> [EXERCISE BRIEF]:
Copy out each line of the listing that has the word "defekter" in it.

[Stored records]
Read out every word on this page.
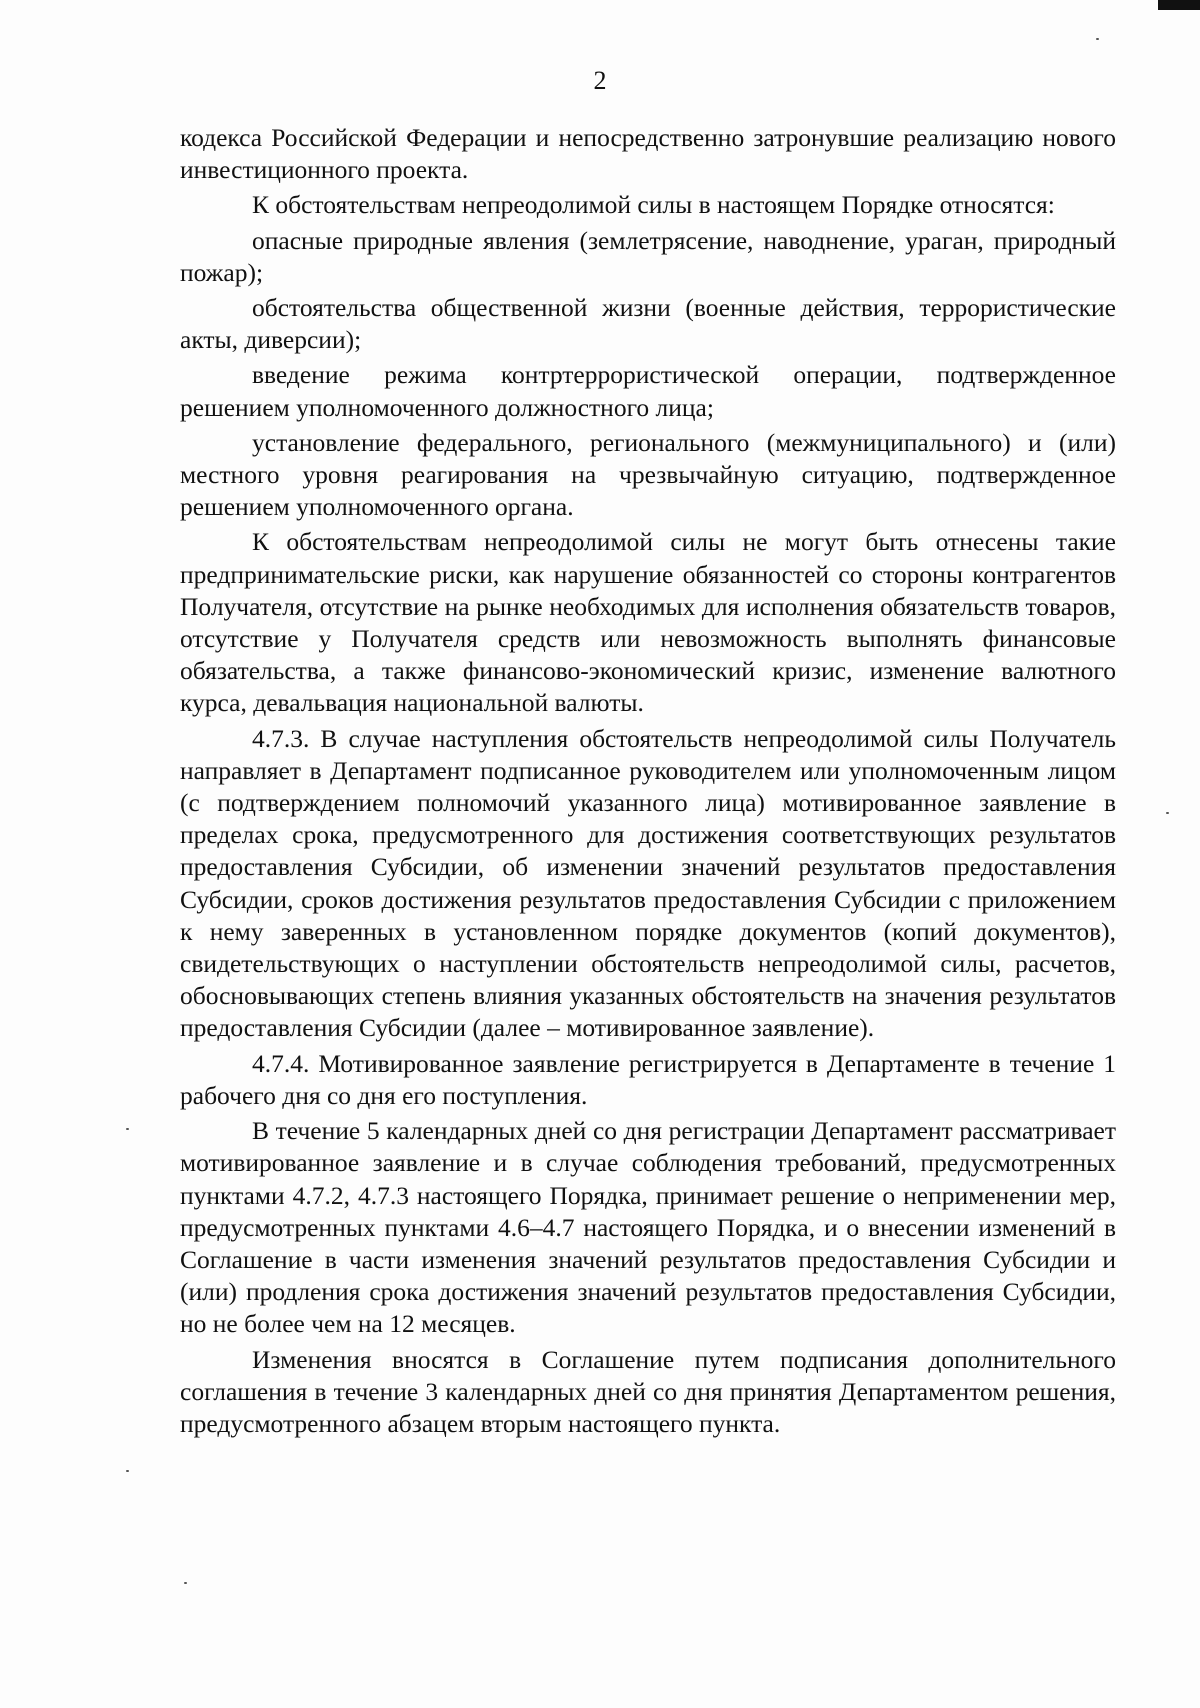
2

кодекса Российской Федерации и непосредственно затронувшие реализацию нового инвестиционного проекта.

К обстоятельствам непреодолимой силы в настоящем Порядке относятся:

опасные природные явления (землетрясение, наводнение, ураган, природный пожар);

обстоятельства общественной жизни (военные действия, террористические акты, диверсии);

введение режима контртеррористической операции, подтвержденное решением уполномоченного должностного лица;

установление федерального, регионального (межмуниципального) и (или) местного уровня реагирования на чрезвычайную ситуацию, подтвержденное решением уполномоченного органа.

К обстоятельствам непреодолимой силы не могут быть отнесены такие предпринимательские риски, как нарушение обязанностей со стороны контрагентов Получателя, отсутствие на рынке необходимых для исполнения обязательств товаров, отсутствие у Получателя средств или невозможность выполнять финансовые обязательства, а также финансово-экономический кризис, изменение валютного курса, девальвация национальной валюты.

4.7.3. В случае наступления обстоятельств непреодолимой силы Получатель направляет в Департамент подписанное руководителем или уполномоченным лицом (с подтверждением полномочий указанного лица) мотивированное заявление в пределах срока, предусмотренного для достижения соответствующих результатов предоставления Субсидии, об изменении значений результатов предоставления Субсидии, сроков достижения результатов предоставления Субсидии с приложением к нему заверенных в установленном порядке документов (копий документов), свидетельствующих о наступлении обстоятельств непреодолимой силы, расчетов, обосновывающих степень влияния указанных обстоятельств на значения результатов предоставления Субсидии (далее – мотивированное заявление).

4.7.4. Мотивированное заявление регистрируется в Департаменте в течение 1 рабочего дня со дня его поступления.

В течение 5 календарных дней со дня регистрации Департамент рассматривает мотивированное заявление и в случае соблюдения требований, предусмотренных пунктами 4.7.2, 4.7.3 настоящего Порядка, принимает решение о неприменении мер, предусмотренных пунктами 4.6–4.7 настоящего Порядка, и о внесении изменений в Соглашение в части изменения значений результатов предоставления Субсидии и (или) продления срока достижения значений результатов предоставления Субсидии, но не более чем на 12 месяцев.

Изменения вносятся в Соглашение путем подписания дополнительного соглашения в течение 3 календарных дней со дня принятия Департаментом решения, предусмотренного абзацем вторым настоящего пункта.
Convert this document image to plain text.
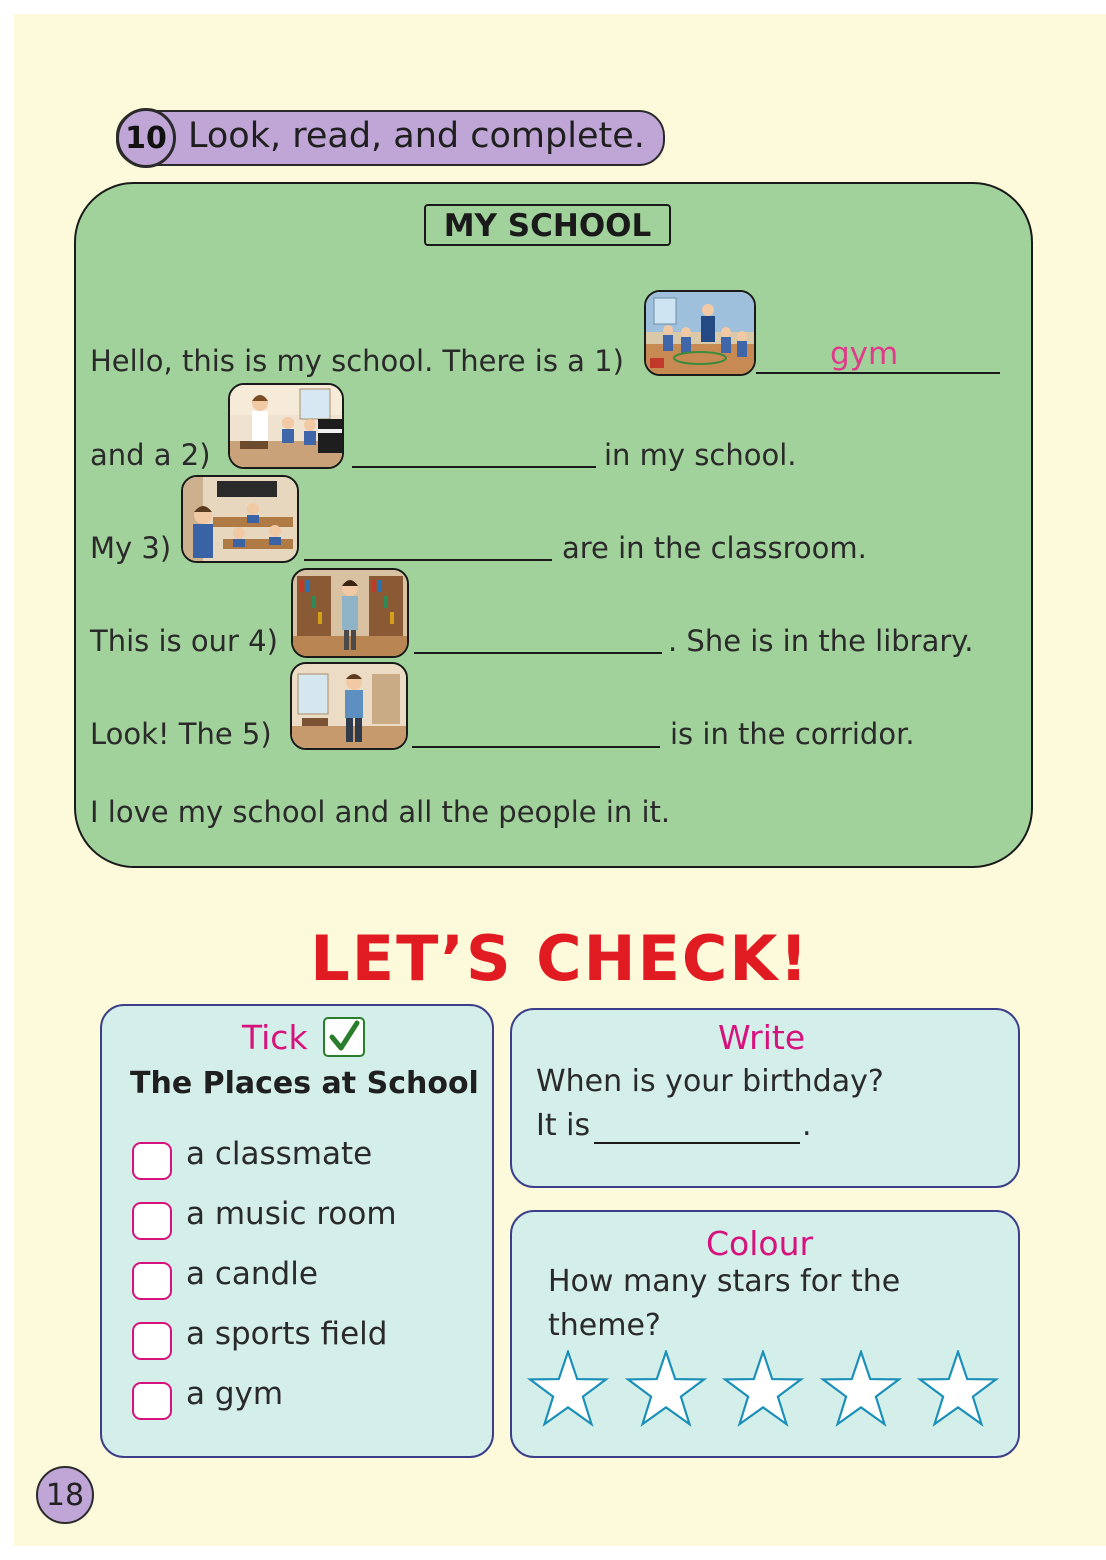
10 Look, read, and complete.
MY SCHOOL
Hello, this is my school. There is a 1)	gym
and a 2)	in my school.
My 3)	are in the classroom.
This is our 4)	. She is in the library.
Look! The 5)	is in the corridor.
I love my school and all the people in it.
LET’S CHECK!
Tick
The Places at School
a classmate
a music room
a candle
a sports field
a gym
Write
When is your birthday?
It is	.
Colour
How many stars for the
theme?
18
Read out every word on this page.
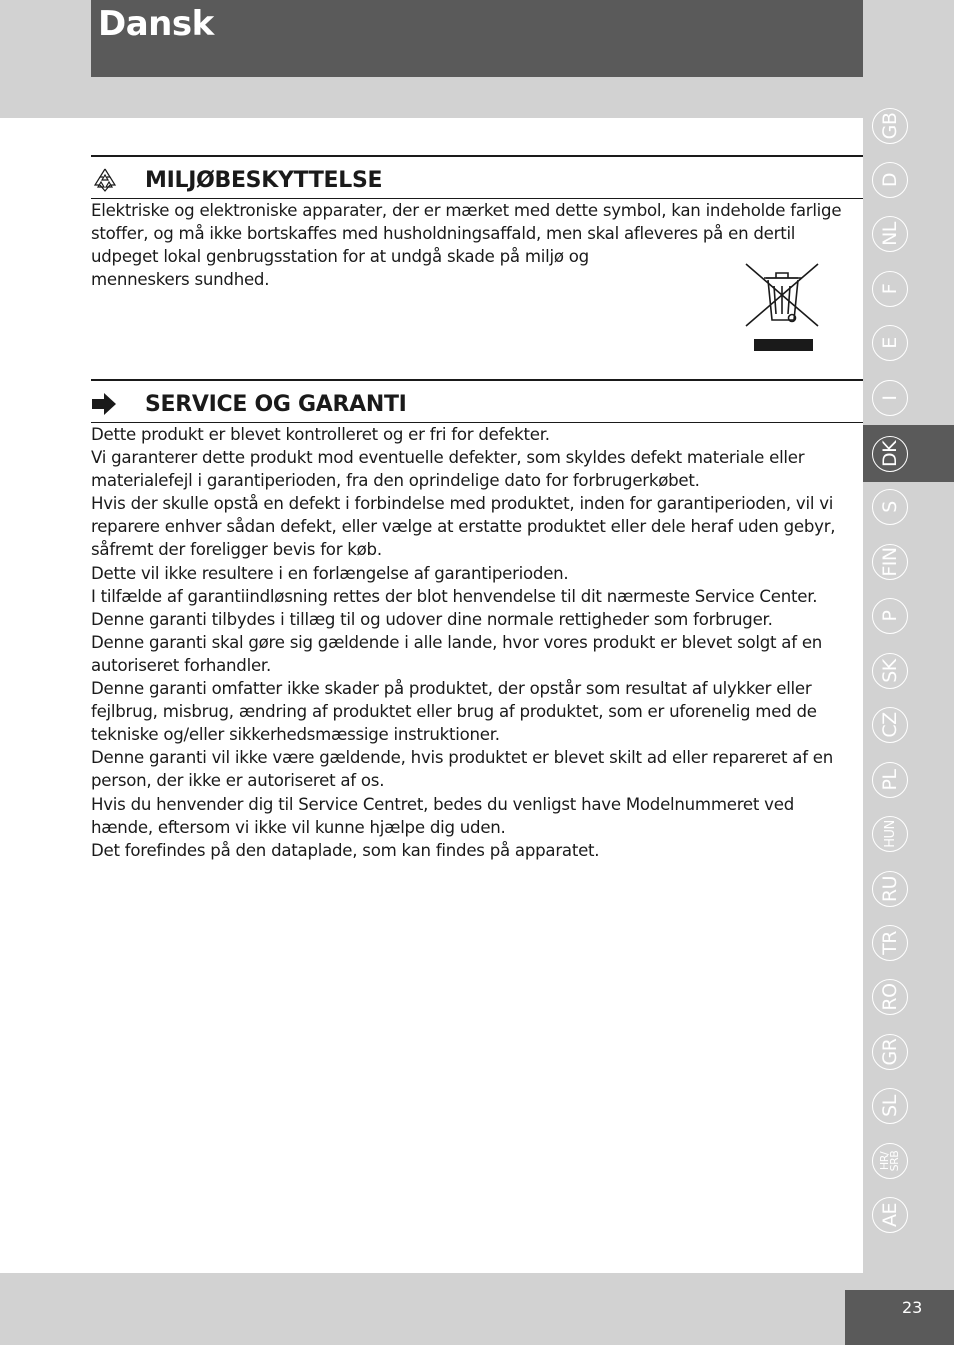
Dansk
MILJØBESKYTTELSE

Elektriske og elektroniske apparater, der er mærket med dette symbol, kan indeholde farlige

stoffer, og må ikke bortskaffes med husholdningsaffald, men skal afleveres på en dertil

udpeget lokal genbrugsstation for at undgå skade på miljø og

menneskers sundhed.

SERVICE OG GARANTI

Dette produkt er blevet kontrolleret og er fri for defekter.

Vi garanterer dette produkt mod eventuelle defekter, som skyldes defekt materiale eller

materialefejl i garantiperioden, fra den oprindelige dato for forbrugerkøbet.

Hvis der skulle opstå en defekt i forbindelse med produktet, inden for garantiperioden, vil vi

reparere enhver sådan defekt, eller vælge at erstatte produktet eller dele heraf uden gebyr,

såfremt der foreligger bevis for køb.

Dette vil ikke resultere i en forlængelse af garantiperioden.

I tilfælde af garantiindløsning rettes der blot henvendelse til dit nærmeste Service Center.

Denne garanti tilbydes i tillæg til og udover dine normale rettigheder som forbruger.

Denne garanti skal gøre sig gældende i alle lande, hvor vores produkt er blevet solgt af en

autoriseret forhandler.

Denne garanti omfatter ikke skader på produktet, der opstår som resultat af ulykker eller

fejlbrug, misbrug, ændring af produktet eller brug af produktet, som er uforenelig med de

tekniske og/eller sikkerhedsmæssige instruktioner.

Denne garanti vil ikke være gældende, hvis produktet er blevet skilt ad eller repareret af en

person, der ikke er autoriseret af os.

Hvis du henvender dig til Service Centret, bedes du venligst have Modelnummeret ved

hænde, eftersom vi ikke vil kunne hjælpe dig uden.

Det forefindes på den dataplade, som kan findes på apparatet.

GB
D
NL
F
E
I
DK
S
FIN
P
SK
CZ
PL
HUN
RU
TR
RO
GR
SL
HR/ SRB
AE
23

> [SOLUTION]:
Dette produkt er blevet kontrolleret og er fri for defekter.
Vi garanterer dette produkt mod eventuelle defekter, som skyldes defekt materiale eller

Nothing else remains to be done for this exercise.